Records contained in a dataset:
>>>

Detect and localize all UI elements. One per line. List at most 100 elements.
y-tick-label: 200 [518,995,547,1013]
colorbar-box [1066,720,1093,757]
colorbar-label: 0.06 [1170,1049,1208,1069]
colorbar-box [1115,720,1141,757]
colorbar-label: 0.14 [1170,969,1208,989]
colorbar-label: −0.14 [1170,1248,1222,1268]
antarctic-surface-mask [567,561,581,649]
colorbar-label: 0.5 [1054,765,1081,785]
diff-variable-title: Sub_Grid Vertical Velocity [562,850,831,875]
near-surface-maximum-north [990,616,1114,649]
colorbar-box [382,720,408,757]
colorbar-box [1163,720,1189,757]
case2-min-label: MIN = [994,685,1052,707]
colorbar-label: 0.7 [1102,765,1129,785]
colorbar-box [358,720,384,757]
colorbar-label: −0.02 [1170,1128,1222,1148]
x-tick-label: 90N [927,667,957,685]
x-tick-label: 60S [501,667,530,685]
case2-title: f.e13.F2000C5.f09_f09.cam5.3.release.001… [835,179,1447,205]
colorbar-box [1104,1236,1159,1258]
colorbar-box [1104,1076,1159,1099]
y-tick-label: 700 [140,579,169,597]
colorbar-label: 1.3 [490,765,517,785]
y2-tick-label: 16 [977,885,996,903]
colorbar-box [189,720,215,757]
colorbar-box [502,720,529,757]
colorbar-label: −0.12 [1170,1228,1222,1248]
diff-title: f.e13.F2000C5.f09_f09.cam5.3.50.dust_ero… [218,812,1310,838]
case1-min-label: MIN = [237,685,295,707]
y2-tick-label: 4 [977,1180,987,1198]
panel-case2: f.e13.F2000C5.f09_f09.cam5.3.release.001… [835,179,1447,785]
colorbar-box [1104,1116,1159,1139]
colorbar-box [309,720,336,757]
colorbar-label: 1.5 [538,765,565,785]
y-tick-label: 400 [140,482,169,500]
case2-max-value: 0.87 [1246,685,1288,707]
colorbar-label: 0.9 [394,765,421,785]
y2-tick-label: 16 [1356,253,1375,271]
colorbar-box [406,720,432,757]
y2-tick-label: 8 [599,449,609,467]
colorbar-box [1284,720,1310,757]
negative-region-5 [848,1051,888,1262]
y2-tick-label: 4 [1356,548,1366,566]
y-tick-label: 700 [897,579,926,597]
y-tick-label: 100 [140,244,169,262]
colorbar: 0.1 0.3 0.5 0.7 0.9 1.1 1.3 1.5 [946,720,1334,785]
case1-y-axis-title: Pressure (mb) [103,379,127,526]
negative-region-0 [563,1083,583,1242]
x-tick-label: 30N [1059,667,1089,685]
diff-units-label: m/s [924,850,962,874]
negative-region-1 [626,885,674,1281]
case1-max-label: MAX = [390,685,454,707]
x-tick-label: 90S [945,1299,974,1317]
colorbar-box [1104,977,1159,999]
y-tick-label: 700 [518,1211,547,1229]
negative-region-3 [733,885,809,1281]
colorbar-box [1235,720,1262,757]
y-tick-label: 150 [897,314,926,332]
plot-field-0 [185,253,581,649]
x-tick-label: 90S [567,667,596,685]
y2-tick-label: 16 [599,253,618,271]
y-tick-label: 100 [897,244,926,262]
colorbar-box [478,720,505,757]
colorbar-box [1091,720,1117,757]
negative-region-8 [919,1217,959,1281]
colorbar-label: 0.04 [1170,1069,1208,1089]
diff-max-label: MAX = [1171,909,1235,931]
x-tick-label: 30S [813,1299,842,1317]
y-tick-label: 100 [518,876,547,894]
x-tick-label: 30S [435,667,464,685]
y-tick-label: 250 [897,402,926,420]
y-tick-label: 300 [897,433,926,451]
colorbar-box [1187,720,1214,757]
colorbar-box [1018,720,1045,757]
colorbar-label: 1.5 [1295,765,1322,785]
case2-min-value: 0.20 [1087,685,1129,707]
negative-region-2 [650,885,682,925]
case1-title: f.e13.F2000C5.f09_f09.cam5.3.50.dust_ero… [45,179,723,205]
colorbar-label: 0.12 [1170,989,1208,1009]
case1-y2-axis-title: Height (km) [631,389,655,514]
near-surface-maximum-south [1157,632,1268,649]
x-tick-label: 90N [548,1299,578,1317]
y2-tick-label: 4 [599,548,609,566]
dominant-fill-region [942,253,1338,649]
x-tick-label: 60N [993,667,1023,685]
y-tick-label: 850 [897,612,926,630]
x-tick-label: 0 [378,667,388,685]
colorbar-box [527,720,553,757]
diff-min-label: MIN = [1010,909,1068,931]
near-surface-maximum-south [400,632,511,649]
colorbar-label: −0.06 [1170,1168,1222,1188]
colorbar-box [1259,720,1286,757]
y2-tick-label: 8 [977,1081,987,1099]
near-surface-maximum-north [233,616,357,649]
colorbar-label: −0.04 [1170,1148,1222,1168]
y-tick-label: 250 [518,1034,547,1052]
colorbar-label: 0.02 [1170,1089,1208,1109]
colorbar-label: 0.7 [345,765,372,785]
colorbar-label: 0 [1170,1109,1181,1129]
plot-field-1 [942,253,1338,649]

<<<

_GIVEN INSTRUCTION:_ Please reproduce all of the records above line for line, with no changes.

_WRITTEN ANSWER:_
Detect and localize all UI elements. One per line. List at most 100 elements.
y-tick-label: 200 [518,995,547,1013]
colorbar-box [1066,720,1093,757]
colorbar-label: 0.06 [1170,1049,1208,1069]
colorbar-box [1115,720,1141,757]
colorbar-label: 0.14 [1170,969,1208,989]
colorbar-label: −0.14 [1170,1248,1222,1268]
antarctic-surface-mask [567,561,581,649]
colorbar-label: 0.5 [1054,765,1081,785]
diff-variable-title: Sub_Grid Vertical Velocity [562,850,831,875]
near-surface-maximum-north [990,616,1114,649]
colorbar-box [382,720,408,757]
colorbar-box [1163,720,1189,757]
case2-min-label: MIN = [994,685,1052,707]
colorbar-label: 0.7 [1102,765,1129,785]
colorbar-box [358,720,384,757]
colorbar-label: −0.02 [1170,1128,1222,1148]
x-tick-label: 90N [927,667,957,685]
x-tick-label: 60S [501,667,530,685]
case2-title: f.e13.F2000C5.f09_f09.cam5.3.release.001… [835,179,1447,205]
colorbar-box [1104,1236,1159,1258]
colorbar-box [1104,1076,1159,1099]
y-tick-label: 700 [140,579,169,597]
colorbar-label: 1.3 [490,765,517,785]
y2-tick-label: 16 [977,885,996,903]
colorbar-box [189,720,215,757]
colorbar-box [502,720,529,757]
colorbar-label: −0.12 [1170,1228,1222,1248]
diff-title: f.e13.F2000C5.f09_f09.cam5.3.50.dust_ero… [218,812,1310,838]
case1-min-label: MIN = [237,685,295,707]
y2-tick-label: 4 [977,1180,987,1198]
panel-case2: f.e13.F2000C5.f09_f09.cam5.3.release.001… [835,179,1447,785]
colorbar-box [1104,1116,1159,1139]
colorbar-box [309,720,336,757]
colorbar-label: 1.5 [538,765,565,785]
y-tick-label: 400 [140,482,169,500]
case2-max-value: 0.87 [1246,685,1288,707]
colorbar-label: 0.9 [394,765,421,785]
y2-tick-label: 16 [1356,253,1375,271]
colorbar-box [406,720,432,757]
y2-tick-label: 8 [599,449,609,467]
colorbar-box [1284,720,1310,757]
negative-region-5 [848,1051,888,1262]
y2-tick-label: 4 [1356,548,1366,566]
y-tick-label: 700 [897,579,926,597]
y-tick-label: 100 [140,244,169,262]
colorbar: 0.1 0.3 0.5 0.7 0.9 1.1 1.3 1.5 [946,720,1334,785]
case1-y-axis-title: Pressure (mb) [103,379,127,526]
negative-region-0 [563,1083,583,1242]
x-tick-label: 30N [1059,667,1089,685]
diff-units-label: m/s [924,850,962,874]
negative-region-1 [626,885,674,1281]
case1-max-label: MAX = [390,685,454,707]
x-tick-label: 90S [945,1299,974,1317]
colorbar-box [1104,977,1159,999]
y-tick-label: 700 [518,1211,547,1229]
negative-region-3 [733,885,809,1281]
colorbar-box [1235,720,1262,757]
y-tick-label: 150 [897,314,926,332]
plot-field-0 [185,253,581,649]
x-tick-label: 90S [567,667,596,685]
y2-tick-label: 16 [599,253,618,271]
y-tick-label: 100 [897,244,926,262]
colorbar-box [478,720,505,757]
colorbar-box [1091,720,1117,757]
negative-region-8 [919,1217,959,1281]
colorbar-label: 0.04 [1170,1069,1208,1089]
diff-max-label: MAX = [1171,909,1235,931]
x-tick-label: 30S [813,1299,842,1317]
y-tick-label: 100 [518,876,547,894]
x-tick-label: 30S [435,667,464,685]
y-tick-label: 250 [897,402,926,420]
y-tick-label: 300 [897,433,926,451]
colorbar-box [1187,720,1214,757]
colorbar-box [1018,720,1045,757]
colorbar-label: 1.5 [1295,765,1322,785]
case2-min-value: 0.20 [1087,685,1129,707]
negative-region-2 [650,885,682,925]
case1-title: f.e13.F2000C5.f09_f09.cam5.3.50.dust_ero… [45,179,723,205]
colorbar-label: 0.12 [1170,989,1208,1009]
case1-y2-axis-title: Height (km) [631,389,655,514]
near-surface-maximum-south [1157,632,1268,649]
x-tick-label: 90N [548,1299,578,1317]
y2-tick-label: 4 [599,548,609,566]
dominant-fill-region [942,253,1338,649]
x-tick-label: 60N [993,667,1023,685]
y-tick-label: 850 [897,612,926,630]
x-tick-label: 0 [378,667,388,685]
colorbar-box [527,720,553,757]
diff-min-label: MIN = [1010,909,1068,931]
near-surface-maximum-south [400,632,511,649]
colorbar-label: −0.06 [1170,1168,1222,1188]
colorbar-box [1259,720,1286,757]
y2-tick-label: 8 [977,1081,987,1099]
near-surface-maximum-north [233,616,357,649]
colorbar-label: −0.04 [1170,1148,1222,1168]
y-tick-label: 250 [518,1034,547,1052]
colorbar-label: 0.02 [1170,1089,1208,1109]
colorbar-label: 0.7 [345,765,372,785]
colorbar-label: 0 [1170,1109,1181,1129]
plot-field-1 [942,253,1338,649]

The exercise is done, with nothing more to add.